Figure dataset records
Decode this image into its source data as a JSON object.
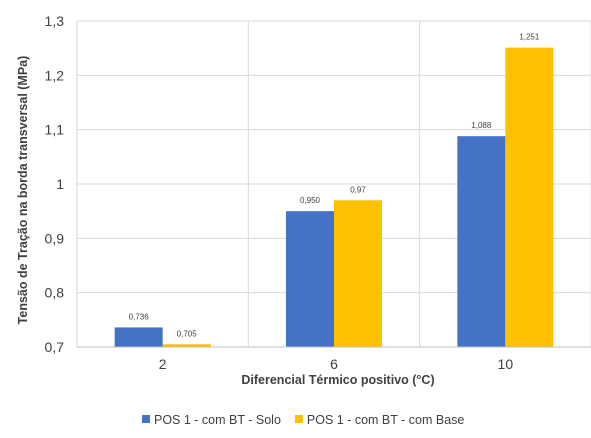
{
  "chart_data": {
    "type": "bar",
    "categories": [
      "2",
      "6",
      "10"
    ],
    "series": [
      {
        "name": "POS 1 - com BT - Solo",
        "values": [
          0.736,
          0.95,
          1.088
        ],
        "labels": [
          "0,736",
          "0,950",
          "1,088"
        ],
        "color": "#4472C4"
      },
      {
        "name": "POS 1 - com BT - com Base",
        "values": [
          0.705,
          0.97,
          1.251
        ],
        "labels": [
          "0,705",
          "0,97",
          "1,251"
        ],
        "color": "#FFC000"
      }
    ],
    "xlabel": "Diferencial Térmico positivo (°C)",
    "ylabel": "Tensão de Tração na borda transversal (MPa)",
    "ylim": [
      0.7,
      1.3
    ],
    "yticks": [
      0.7,
      0.8,
      0.9,
      1.0,
      1.1,
      1.2,
      1.3
    ],
    "ytick_labels": [
      "0,7",
      "0,8",
      "0,9",
      "1",
      "1,1",
      "1,2",
      "1,3"
    ],
    "grid": true,
    "legend_position": "bottom"
  }
}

Written instruction =
Copy out the whole listing exactly, and don't carry over any pictures.

Exercise answer =
Decode this image into its source data as a JSON object.
{
  "chart_data": {
    "type": "bar",
    "categories": [
      "2",
      "6",
      "10"
    ],
    "series": [
      {
        "name": "POS 1 - com BT - Solo",
        "values": [
          0.736,
          0.95,
          1.088
        ],
        "labels": [
          "0,736",
          "0,950",
          "1,088"
        ],
        "color": "#4472C4"
      },
      {
        "name": "POS 1 - com BT - com Base",
        "values": [
          0.705,
          0.97,
          1.251
        ],
        "labels": [
          "0,705",
          "0,97",
          "1,251"
        ],
        "color": "#FFC000"
      }
    ],
    "xlabel": "Diferencial Térmico positivo (°C)",
    "ylabel": "Tensão de Tração na borda transversal (MPa)",
    "ylim": [
      0.7,
      1.3
    ],
    "yticks": [
      0.7,
      0.8,
      0.9,
      1.0,
      1.1,
      1.2,
      1.3
    ],
    "ytick_labels": [
      "0,7",
      "0,8",
      "0,9",
      "1",
      "1,1",
      "1,2",
      "1,3"
    ],
    "grid": true,
    "legend_position": "bottom"
  }
}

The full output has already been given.